What to work on: Select the lines of the records containing the word "inch" and list them.

[Figure data in JSON]
┌──

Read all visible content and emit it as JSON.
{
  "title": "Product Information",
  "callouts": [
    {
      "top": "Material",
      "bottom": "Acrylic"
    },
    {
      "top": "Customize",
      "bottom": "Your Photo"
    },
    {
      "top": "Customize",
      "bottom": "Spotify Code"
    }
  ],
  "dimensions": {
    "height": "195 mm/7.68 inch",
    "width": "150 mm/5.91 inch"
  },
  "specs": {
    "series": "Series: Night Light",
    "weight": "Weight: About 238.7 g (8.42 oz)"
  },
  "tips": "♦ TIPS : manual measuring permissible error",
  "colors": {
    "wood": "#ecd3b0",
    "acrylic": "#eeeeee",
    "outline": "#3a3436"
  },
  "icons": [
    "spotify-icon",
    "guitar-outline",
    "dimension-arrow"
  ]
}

└──

Reply:
    "height": "195 mm/7.68 inch",
    "width": "150 mm/5.91 inch"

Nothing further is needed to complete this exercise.